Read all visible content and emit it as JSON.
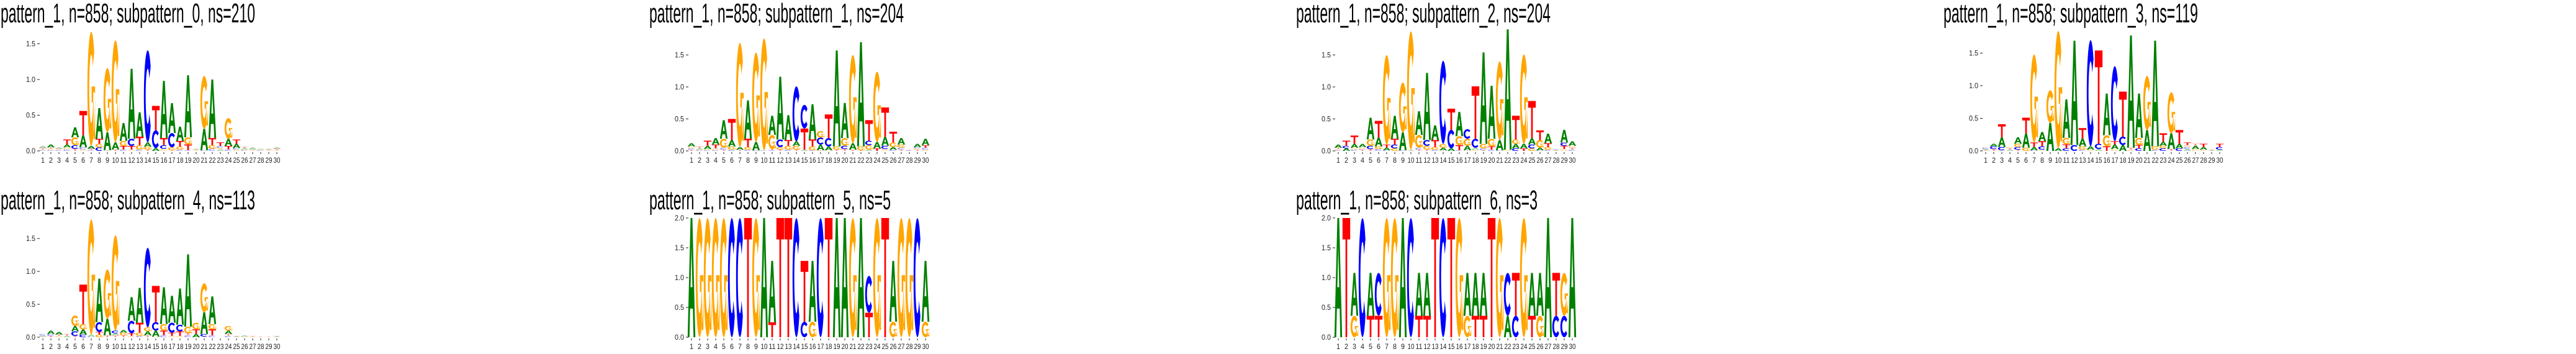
{
  "chart_data": [
    {
      "type": "sequence-logo",
      "title": "pattern_1, n=858; subpattern_0, ns=210",
      "ylim": [
        0,
        1.7
      ],
      "yticks": [
        "0.0",
        "0.5",
        "1.0",
        "1.5"
      ],
      "xticks": [
        "1",
        "2",
        "3",
        "4",
        "5",
        "6",
        "7",
        "8",
        "9",
        "10",
        "11",
        "12",
        "13",
        "14",
        "15",
        "16",
        "17",
        "18",
        "19",
        "20",
        "21",
        "22",
        "23",
        "24",
        "25",
        "26",
        "27",
        "28",
        "29",
        "30"
      ],
      "columns": [
        "C.01 G.01 T.02 A.03",
        "C.01 G.02 T.02 A.04",
        "C.01 G.01 T.01 A.02",
        "C.02 G.03 A.04 T.07",
        "T.03 C.05 G.11 A.14",
        "G.02 C.03 A.17 T.34",
        "C.01 T.02 A.04 G1.6",
        "C.05 G.05 T.07 A.43",
        "T.01 A.25 G.9",
        "T.02 A.1 G1.43",
        "C.02 T.05 G.07 A.25",
        "G.02 T.05 C.1 A.98",
        "C.02 G.06 T.12 A.34",
        "T.02 G.04 A.06 C1.29",
        "A.04 C.25 T.34",
        "G.03 C.05 T.1 A.8",
        "T.01 G.04 C.2 A.42",
        "C.02 G.04 T.08 A.2",
        "C.01 T.08 G.1 A.87",
        "G.01 T.01 A.01",
        "C.01 A.3 G.74",
        "C.03 G.05 T.1 A.82",
        "A.02 G.02 C.03 T.05",
        "C.02 T.05 A.1 G.29",
        "G.02 C.02 A.06 T.06",
        "C.01 G.01 A.02 T.02",
        "G.01 T.01 A.03",
        "C.01 G.01 A.01",
        "G.01 T.01 A.01",
        "G.01 T.02 A.02"
      ]
    },
    {
      "type": "sequence-logo",
      "title": "pattern_1, n=858; subpattern_1, ns=204",
      "ylim": [
        0,
        1.9
      ],
      "yticks": [
        "0.0",
        "0.5",
        "1.0",
        "1.5"
      ],
      "xticks": [
        "1",
        "2",
        "3",
        "4",
        "5",
        "6",
        "7",
        "8",
        "9",
        "10",
        "11",
        "12",
        "13",
        "14",
        "15",
        "16",
        "17",
        "18",
        "19",
        "20",
        "21",
        "22",
        "23",
        "24",
        "25",
        "26",
        "27",
        "28",
        "29",
        "30"
      ],
      "columns": [
        "T.02 C.02 G.03 A.05",
        "C.01 G.01 A.02 T.03",
        "C.01 G.02 A.05 T.08",
        "C.01 G.03 T.06 A.1",
        "T.02 C.03 G.14 A.29",
        "C.02 G.05 A.1 T.33",
        "T.02 A.04 G1.63",
        "C.02 G.04 T.13 A.6",
        "C.01 A.13 G1.4",
        "C.01 G1.75",
        "C.01 T.02 G.22 A.3",
        "T.02 G.04 C.12 A.98",
        "C.02 G.06 T.09 A.39",
        "T.02 G.06 A.07 C.86",
        "A.02 T.33 C.37",
        "C.01 G.06 T.11 A.55",
        "T.01 A.09 C.11 G.1",
        "G.01 A.06 C.13 T.37",
        "T.02 G.05 A1.5",
        "T.03 C.05 G.12 A.55",
        "T.02 A.1 G1.38",
        "T.01 G.06 A1.63",
        "A.02 G.07 C.07 T.32",
        "T.04 A.1 G1.1",
        "G.03 C.05 A.14 T.46",
        "C.02 A.04 G.07 T.17",
        "T.02 C.03 G.05 A.1",
        "C.01 T.01",
        "T.02 G.02 C.02 A.05",
        "G.02 C.03 T.04 A.1"
      ]
    },
    {
      "type": "sequence-logo",
      "title": "pattern_1, n=858; subpattern_2, ns=204",
      "ylim": [
        0,
        1.9
      ],
      "yticks": [
        "0.0",
        "0.5",
        "1.0",
        "1.5"
      ],
      "xticks": [
        "1",
        "2",
        "3",
        "4",
        "5",
        "6",
        "7",
        "8",
        "9",
        "10",
        "11",
        "12",
        "13",
        "14",
        "15",
        "16",
        "17",
        "18",
        "19",
        "20",
        "21",
        "22",
        "23",
        "24",
        "25",
        "26",
        "27",
        "28",
        "29",
        "30"
      ],
      "columns": [
        "C.01 G.02 T.02 A.05",
        "A.04 C.04 T.08",
        "C.02 G.03 A.06 T.13",
        "T.02 C.01 G.03 A.05",
        "T.03 C.05 G.1 A.34",
        "C.03 G.04 A.14 T.26",
        "C.01 A.04 T.05 G1.4",
        "G.04 C.06 T.09 A.36",
        "C.01 A.28 G.78",
        "T.01 A.01 G1.85",
        "T.02 C.03 G.2 A.37",
        "T.02 G.06 C.09 A1.05",
        "C.02 G.04 T.11 A.23",
        "T.01 A.04 G.06 C1.3",
        "A.04 C.29 T.33",
        "C.01 T.08 G.14 A.38",
        "T.01 A.07 G.11 C.15",
        "G.02 A.03 C.14 T.82",
        "T.01 C.03 G.07 A1.43",
        "C.02 T.05 G.12 A.83",
        "C.01 A.16 G1.23",
        "G.02 A1.88",
        "C.04 A.07 G.07 T.37",
        "T.04 A.07 G1.4",
        "G.04 C.06 A.1 T.58",
        "C.01 A.04 G.12 T.15",
        "C.02 G.04 T.06 A.15",
        "A.01 T.01 C.01",
        "G.03 T.05 C.05 A.2",
        "C.02 T.03 G.03 A.07"
      ]
    },
    {
      "type": "sequence-logo",
      "title": "pattern_1, n=858; subpattern_3, ns=119",
      "ylim": [
        0,
        1.85
      ],
      "yticks": [
        "0.0",
        "0.5",
        "1.0",
        "1.5"
      ],
      "xticks": [
        "1",
        "2",
        "3",
        "4",
        "5",
        "6",
        "7",
        "8",
        "9",
        "10",
        "11",
        "12",
        "13",
        "14",
        "15",
        "16",
        "17",
        "18",
        "19",
        "20",
        "21",
        "22",
        "23",
        "24",
        "25",
        "26",
        "27",
        "28",
        "29",
        "30"
      ],
      "columns": [
        "T.01 A.02 C.02 G.01",
        "T.03 C.04 A.04",
        "G.01 C.05 A.15 T.2",
        "A.02 T.02 G.02",
        "T.02 C.04 G.05 A.1",
        "G.05 A.22 T.24",
        "C.01 A.05 T.07 G1.35",
        "G.02 C.05 T.08 A.14",
        "A.43 G.5",
        "A.04 G1.8",
        "C.04 T.06 G.1 A.59",
        "C.09 A1.6",
        "C.02 G.05 A.12 T.16",
        "G.02 A.05 C1.63",
        "A.03 C.08 T1.43",
        "T.07 G.17 A.64",
        "G.03 A.07 T.05 C1.15",
        "A.09 C.13 T.69",
        "G.02 T.03 A1.72",
        "C.04 T.05 G.11 A.68",
        "A.32 G.83",
        "C.02 G.05 A1.62",
        "C.04 G.04 A.06 T.13",
        "T.03 A.24 G.63",
        "C.04 A.07 T.21",
        "A.03 C.03 G.03 T.04",
        "G.03 A.05 T.03",
        "G.02 A.04 T.05",
        "A.01 T.01",
        "A.02 C.04 T.05"
      ]
    },
    {
      "type": "sequence-logo",
      "title": "pattern_1, n=858; subpattern_4, ns=113",
      "ylim": [
        0,
        1.8
      ],
      "yticks": [
        "0.0",
        "0.5",
        "1.0",
        "1.5"
      ],
      "xticks": [
        "1",
        "2",
        "3",
        "4",
        "5",
        "6",
        "7",
        "8",
        "9",
        "10",
        "11",
        "12",
        "13",
        "14",
        "15",
        "16",
        "17",
        "18",
        "19",
        "20",
        "21",
        "22",
        "23",
        "24",
        "25",
        "26",
        "27",
        "28",
        "29",
        "30"
      ],
      "columns": [
        "T.01 A.02 C.02",
        "T.02 C.03 A.05",
        "G.02 T.02 A.04",
        "A.02 T.03",
        "T.02 C.07 A.08 G.16",
        "C.04 A.08 G.08 T.6",
        "C.01 A.03 G1.75",
        "G.04 T.04 C.15 A.66",
        "T.03 A.25 G.75",
        "T.03 A.03 C.04 G1.45",
        "T.03 G.04 A.04",
        "G.02 T.04 C.19 A.36",
        "C.02 G.05 T.15 A.53",
        "T.03 A.06 G.06 C1.21",
        "G.01 A.09 C.13 T.55",
        "C.03 T.07 G.1 A.56",
        "G.02 T.05 C.15 A.41",
        "G.02 T.07 C.1 A.55",
        "C.03 T.03 G.1 A1.1",
        "A.05 T.07 G.1",
        "T.01 C.04 A.33 G.44",
        "C.03 T.09 G.08 A.42",
        "",
        "C.02 T.03 A.05 G.07",
        "A.01 T.01",
        "G.01 A.02",
        "G.01 T.01",
        "T.01",
        "T.01",
        "A.01 T.01"
      ]
    },
    {
      "type": "sequence-logo",
      "title": "pattern_1, n=858; subpattern_5, ns=5",
      "ylim": [
        0,
        2.0
      ],
      "yticks": [
        "0.0",
        "0.5",
        "1.0",
        "1.5",
        "2.0"
      ],
      "xticks": [
        "1",
        "2",
        "3",
        "4",
        "5",
        "6",
        "7",
        "8",
        "9",
        "10",
        "11",
        "12",
        "13",
        "14",
        "15",
        "16",
        "17",
        "18",
        "19",
        "20",
        "21",
        "22",
        "23",
        "24",
        "25",
        "26",
        "27",
        "28",
        "29",
        "30"
      ],
      "columns": [
        "A2",
        "G2",
        "G2",
        "G2",
        "G2",
        "C2",
        "C2",
        "T2",
        "G2",
        "A2",
        "T.25 A1.03",
        "T2",
        "T2",
        "C2",
        "C.26 T1.02",
        "G.26 A1.02",
        "C2",
        "T2",
        "A2",
        "A2",
        "G2",
        "A2",
        "T.41 C.62",
        "G2",
        "T2",
        "G.26 A1.02",
        "G2",
        "G2",
        "C2",
        "G.26 A1.02"
      ]
    },
    {
      "type": "sequence-logo",
      "title": "pattern_1, n=858; subpattern_6, ns=3",
      "ylim": [
        0,
        2.0
      ],
      "yticks": [
        "0.0",
        "0.5",
        "1.0",
        "1.5",
        "2.0"
      ],
      "xticks": [
        "1",
        "2",
        "3",
        "4",
        "5",
        "6",
        "7",
        "8",
        "9",
        "10",
        "11",
        "12",
        "13",
        "14",
        "15",
        "16",
        "17",
        "18",
        "19",
        "20",
        "21",
        "22",
        "23",
        "24",
        "25",
        "26",
        "27",
        "28",
        "29",
        "30"
      ],
      "columns": [
        "A2",
        "T2",
        "G.36 A.72",
        "C2",
        "T.36 A.72",
        "T.36 C.72",
        "G2",
        "G2",
        "A2",
        "C2",
        "T.36 A.72",
        "T.36 A.72",
        "T2",
        "C2",
        "T2",
        "G2",
        "G.36 A.72",
        "T.36 A.72",
        "T.36 A.72",
        "T2",
        "G2",
        "A.36 C.72",
        "C.36 T.72",
        "G2",
        "T.36 A.72",
        "G.36 A.72",
        "A2",
        "C.36 T.72",
        "C.36 G.72",
        "A2"
      ]
    }
  ],
  "colors": {
    "A": "#008000",
    "C": "#0000ff",
    "G": "#ffa500",
    "T": "#ff0000"
  }
}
------
[Directions for this task] Using the records above, gather all lines where the string "title" is present.

[Problem solution]
      "title": "pattern_1, n=858; subpattern_0, ns=210",
      "title": "pattern_1, n=858; subpattern_1, ns=204",
      "title": "pattern_1, n=858; subpattern_2, ns=204",
      "title": "pattern_1, n=858; subpattern_3, ns=119",
      "title": "pattern_1, n=858; subpattern_4, ns=113",
      "title": "pattern_1, n=858; subpattern_5, ns=5",
      "title": "pattern_1, n=858; subpattern_6, ns=3",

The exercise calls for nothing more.